= What is asked =
Reproduce each line of the listing exactly.

### Rows ###

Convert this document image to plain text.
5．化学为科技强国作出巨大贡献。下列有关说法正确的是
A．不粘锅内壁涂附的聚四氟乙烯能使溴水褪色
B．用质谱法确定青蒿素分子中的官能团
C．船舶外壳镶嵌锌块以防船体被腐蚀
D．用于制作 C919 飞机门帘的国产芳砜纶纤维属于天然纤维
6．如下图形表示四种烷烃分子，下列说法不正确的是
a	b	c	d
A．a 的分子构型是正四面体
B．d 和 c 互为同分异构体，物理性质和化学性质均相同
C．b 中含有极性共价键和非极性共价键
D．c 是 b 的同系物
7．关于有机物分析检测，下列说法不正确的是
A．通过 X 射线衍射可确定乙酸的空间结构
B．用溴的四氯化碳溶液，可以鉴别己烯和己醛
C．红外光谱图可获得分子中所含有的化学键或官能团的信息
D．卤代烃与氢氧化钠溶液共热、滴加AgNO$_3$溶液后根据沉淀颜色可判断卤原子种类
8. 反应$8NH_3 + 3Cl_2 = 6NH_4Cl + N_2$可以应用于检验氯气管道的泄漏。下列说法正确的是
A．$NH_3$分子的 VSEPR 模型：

###

= Exercise result =
Convert this document image to plain text.
5．化学为科技强国作出巨大贡献。下列有关说法正确的是
A．不粘锅内壁涂附的聚四氟乙烯能使溴水褪色
B．用质谱法确定青蒿素分子中的官能团
C．船舶外壳镶嵌锌块以防船体被腐蚀
D．用于制作 C919 飞机门帘的国产芳砜纶纤维属于天然纤维
6．如下图形表示四种烷烃分子，下列说法不正确的是
a	b	c	d
A．a 的分子构型是正四面体
B．d 和 c 互为同分异构体，物理性质和化学性质均相同
C．b 中含有极性共价键和非极性共价键
D．c 是 b 的同系物
7．关于有机物分析检测，下列说法不正确的是
A．通过 X 射线衍射可确定乙酸的空间结构
B．用溴的四氯化碳溶液，可以鉴别己烯和己醛
C．红外光谱图可获得分子中所含有的化学键或官能团的信息
D．卤代烃与氢氧化钠溶液共热、滴加AgNO$_3$溶液后根据沉淀颜色可判断卤原子种类
8. 反应$8NH_3 + 3Cl_2 = 6NH_4Cl + N_2$可以应用于检验氯气管道的泄漏。下列说法正确的是
A．$NH_3$分子的 VSEPR 模型：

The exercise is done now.